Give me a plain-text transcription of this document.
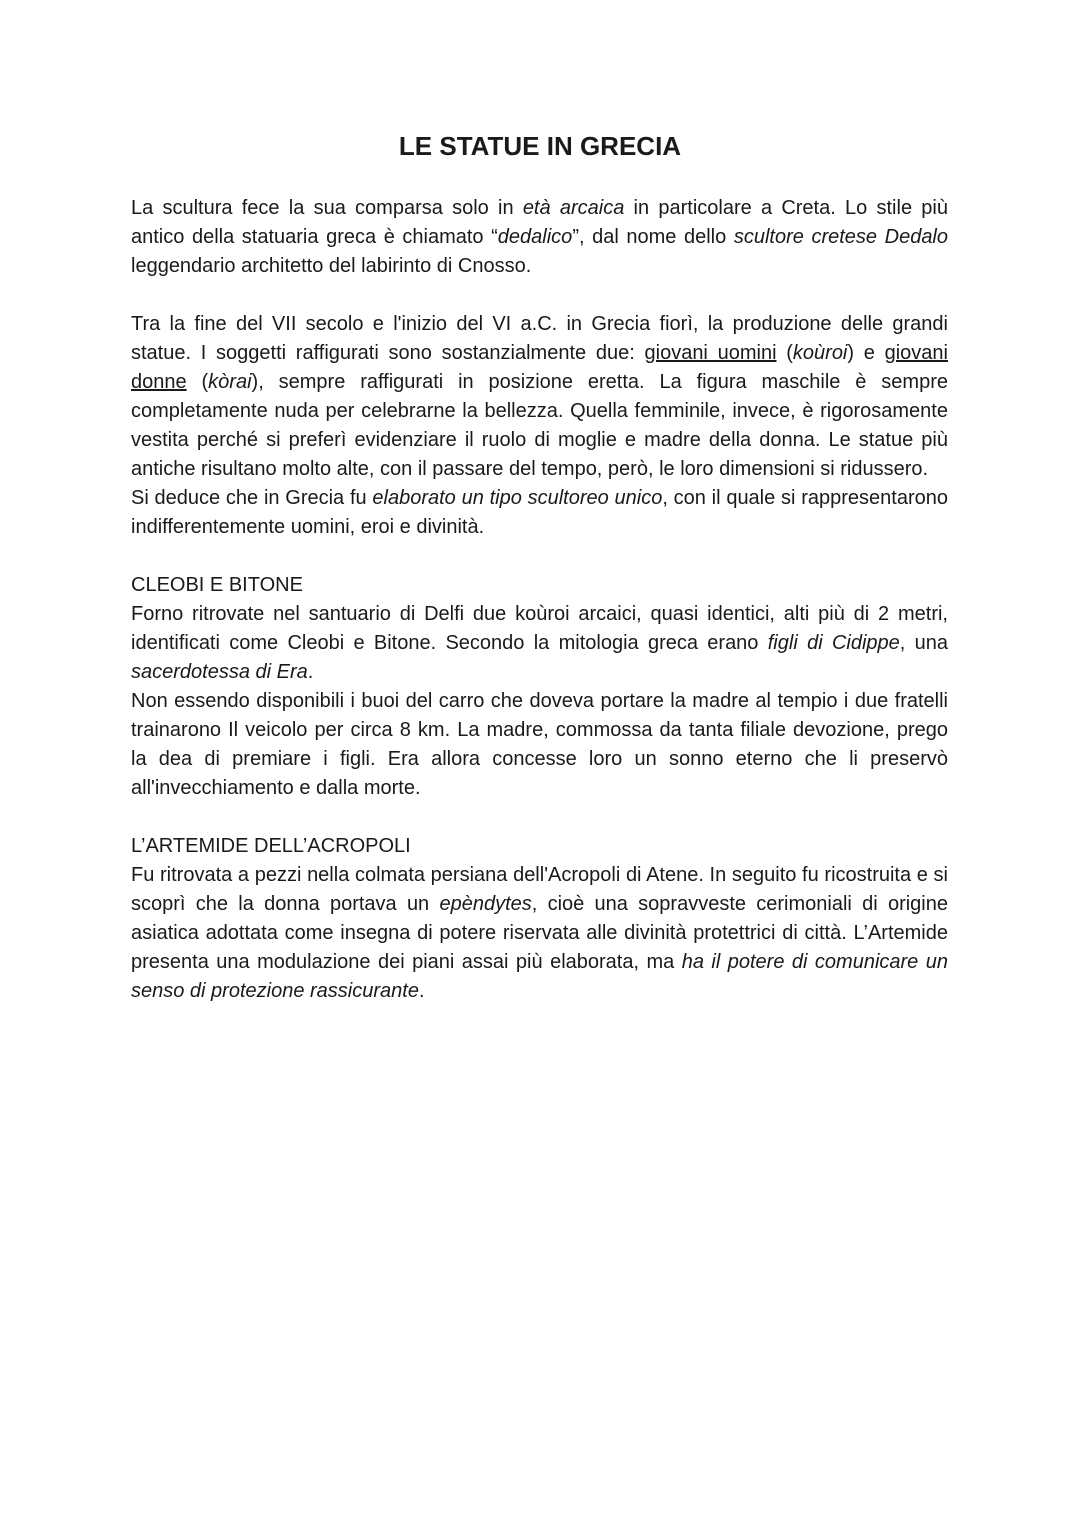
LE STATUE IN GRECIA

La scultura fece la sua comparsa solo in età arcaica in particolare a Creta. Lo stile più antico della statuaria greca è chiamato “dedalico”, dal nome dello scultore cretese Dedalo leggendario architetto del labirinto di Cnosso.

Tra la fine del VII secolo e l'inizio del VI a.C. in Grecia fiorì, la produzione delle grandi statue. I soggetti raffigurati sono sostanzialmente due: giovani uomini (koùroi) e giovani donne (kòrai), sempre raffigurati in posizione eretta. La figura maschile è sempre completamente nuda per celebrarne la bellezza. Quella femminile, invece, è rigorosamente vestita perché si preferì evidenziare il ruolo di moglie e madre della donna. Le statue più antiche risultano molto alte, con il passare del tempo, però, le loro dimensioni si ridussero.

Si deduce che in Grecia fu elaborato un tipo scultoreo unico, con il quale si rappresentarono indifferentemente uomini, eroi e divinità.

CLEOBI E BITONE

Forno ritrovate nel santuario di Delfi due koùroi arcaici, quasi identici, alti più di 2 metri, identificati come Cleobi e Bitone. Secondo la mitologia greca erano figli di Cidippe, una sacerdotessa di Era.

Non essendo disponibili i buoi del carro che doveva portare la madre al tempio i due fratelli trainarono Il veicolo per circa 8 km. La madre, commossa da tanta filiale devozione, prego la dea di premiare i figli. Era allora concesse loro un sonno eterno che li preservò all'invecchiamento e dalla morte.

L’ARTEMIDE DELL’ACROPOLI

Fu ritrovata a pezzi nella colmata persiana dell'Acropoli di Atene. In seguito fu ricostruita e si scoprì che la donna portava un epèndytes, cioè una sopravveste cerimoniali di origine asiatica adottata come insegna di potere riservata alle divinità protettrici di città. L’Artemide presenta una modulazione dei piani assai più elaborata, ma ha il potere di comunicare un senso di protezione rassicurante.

What you are asked to do –
Extract every line that has the string "koùroi" in it.

Correct response –
Tra la fine del VII secolo e l'inizio del VI a.C. in Grecia fiorì, la produzione delle grandi statue. I soggetti raffigurati sono sostanzialmente due: giovani uomini (koùroi) e giovani donne (kòrai), sempre raffigurati in posizione eretta. La figura maschile è sempre completamente nuda per celebrarne la bellezza. Quella femminile, invece, è rigorosamente vestita perché si preferì evidenziare il ruolo di moglie e madre della donna. Le statue più antiche risultano molto alte, con il passare del tempo, però, le loro dimensioni si ridussero.
Forno ritrovate nel santuario di Delfi due koùroi arcaici, quasi identici, alti più di 2 metri, identificati come Cleobi e Bitone. Secondo la mitologia greca erano figli di Cidippe, una sacerdotessa di Era.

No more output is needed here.